## [What is asked]
Write out every entry exactly as it stands.

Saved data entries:
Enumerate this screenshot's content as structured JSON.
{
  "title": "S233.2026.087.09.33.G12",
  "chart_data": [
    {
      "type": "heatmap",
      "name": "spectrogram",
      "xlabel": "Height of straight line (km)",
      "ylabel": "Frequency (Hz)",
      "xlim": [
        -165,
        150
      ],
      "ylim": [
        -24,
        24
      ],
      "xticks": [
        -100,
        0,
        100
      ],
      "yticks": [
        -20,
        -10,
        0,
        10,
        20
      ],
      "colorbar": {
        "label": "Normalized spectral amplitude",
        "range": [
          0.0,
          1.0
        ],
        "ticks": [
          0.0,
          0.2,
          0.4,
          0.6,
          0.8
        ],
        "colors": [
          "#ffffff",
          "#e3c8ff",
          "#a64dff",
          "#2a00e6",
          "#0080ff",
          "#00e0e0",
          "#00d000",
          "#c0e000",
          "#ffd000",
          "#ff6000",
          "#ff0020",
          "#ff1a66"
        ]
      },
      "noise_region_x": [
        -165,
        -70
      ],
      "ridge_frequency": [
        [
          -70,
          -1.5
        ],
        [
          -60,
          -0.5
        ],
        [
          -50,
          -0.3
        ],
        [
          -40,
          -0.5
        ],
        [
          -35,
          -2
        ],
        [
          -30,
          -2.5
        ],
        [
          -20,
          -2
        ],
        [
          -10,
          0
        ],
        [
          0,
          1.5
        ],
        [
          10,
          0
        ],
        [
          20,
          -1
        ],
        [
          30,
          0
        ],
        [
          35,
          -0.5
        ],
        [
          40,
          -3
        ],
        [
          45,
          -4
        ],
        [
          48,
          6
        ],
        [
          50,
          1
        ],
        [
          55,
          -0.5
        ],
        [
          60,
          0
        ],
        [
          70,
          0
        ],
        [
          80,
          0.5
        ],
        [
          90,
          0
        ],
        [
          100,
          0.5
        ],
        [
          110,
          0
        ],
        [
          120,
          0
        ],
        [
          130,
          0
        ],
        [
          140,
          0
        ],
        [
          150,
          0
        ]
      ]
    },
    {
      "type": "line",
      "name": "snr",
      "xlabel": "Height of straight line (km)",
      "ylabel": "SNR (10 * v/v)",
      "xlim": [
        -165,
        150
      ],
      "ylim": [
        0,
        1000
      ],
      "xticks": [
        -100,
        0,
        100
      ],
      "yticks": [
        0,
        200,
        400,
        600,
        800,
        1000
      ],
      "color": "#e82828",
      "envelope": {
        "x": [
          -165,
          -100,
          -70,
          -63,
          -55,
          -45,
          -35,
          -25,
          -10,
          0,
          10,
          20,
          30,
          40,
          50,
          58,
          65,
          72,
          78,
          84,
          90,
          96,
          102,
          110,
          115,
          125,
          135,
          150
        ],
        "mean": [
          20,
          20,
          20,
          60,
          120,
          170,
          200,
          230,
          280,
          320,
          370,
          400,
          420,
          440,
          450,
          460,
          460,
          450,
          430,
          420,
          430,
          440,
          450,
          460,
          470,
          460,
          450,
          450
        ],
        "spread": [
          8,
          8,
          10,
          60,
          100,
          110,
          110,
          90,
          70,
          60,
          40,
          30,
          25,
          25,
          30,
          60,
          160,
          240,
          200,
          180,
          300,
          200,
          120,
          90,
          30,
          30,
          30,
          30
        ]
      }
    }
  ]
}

## [Task response]
Enumerate this screenshot's content as structured JSON.
{
  "title": "S233.2026.087.09.33.G12",
  "chart_data": [
    {
      "type": "heatmap",
      "name": "spectrogram",
      "xlabel": "Height of straight line (km)",
      "ylabel": "Frequency (Hz)",
      "xlim": [
        -165,
        150
      ],
      "ylim": [
        -24,
        24
      ],
      "xticks": [
        -100,
        0,
        100
      ],
      "yticks": [
        -20,
        -10,
        0,
        10,
        20
      ],
      "colorbar": {
        "label": "Normalized spectral amplitude",
        "range": [
          0.0,
          1.0
        ],
        "ticks": [
          0.0,
          0.2,
          0.4,
          0.6,
          0.8
        ],
        "colors": [
          "#ffffff",
          "#e3c8ff",
          "#a64dff",
          "#2a00e6",
          "#0080ff",
          "#00e0e0",
          "#00d000",
          "#c0e000",
          "#ffd000",
          "#ff6000",
          "#ff0020",
          "#ff1a66"
        ]
      },
      "noise_region_x": [
        -165,
        -70
      ],
      "ridge_frequency": [
        [
          -70,
          -1.5
        ],
        [
          -60,
          -0.5
        ],
        [
          -50,
          -0.3
        ],
        [
          -40,
          -0.5
        ],
        [
          -35,
          -2
        ],
        [
          -30,
          -2.5
        ],
        [
          -20,
          -2
        ],
        [
          -10,
          0
        ],
        [
          0,
          1.5
        ],
        [
          10,
          0
        ],
        [
          20,
          -1
        ],
        [
          30,
          0
        ],
        [
          35,
          -0.5
        ],
        [
          40,
          -3
        ],
        [
          45,
          -4
        ],
        [
          48,
          6
        ],
        [
          50,
          1
        ],
        [
          55,
          -0.5
        ],
        [
          60,
          0
        ],
        [
          70,
          0
        ],
        [
          80,
          0.5
        ],
        [
          90,
          0
        ],
        [
          100,
          0.5
        ],
        [
          110,
          0
        ],
        [
          120,
          0
        ],
        [
          130,
          0
        ],
        [
          140,
          0
        ],
        [
          150,
          0
        ]
      ]
    },
    {
      "type": "line",
      "name": "snr",
      "xlabel": "Height of straight line (km)",
      "ylabel": "SNR (10 * v/v)",
      "xlim": [
        -165,
        150
      ],
      "ylim": [
        0,
        1000
      ],
      "xticks": [
        -100,
        0,
        100
      ],
      "yticks": [
        0,
        200,
        400,
        600,
        800,
        1000
      ],
      "color": "#e82828",
      "envelope": {
        "x": [
          -165,
          -100,
          -70,
          -63,
          -55,
          -45,
          -35,
          -25,
          -10,
          0,
          10,
          20,
          30,
          40,
          50,
          58,
          65,
          72,
          78,
          84,
          90,
          96,
          102,
          110,
          115,
          125,
          135,
          150
        ],
        "mean": [
          20,
          20,
          20,
          60,
          120,
          170,
          200,
          230,
          280,
          320,
          370,
          400,
          420,
          440,
          450,
          460,
          460,
          450,
          430,
          420,
          430,
          440,
          450,
          460,
          470,
          460,
          450,
          450
        ],
        "spread": [
          8,
          8,
          10,
          60,
          100,
          110,
          110,
          90,
          70,
          60,
          40,
          30,
          25,
          25,
          30,
          60,
          160,
          240,
          200,
          180,
          300,
          200,
          120,
          90,
          30,
          30,
          30,
          30
        ]
      }
    }
  ]
}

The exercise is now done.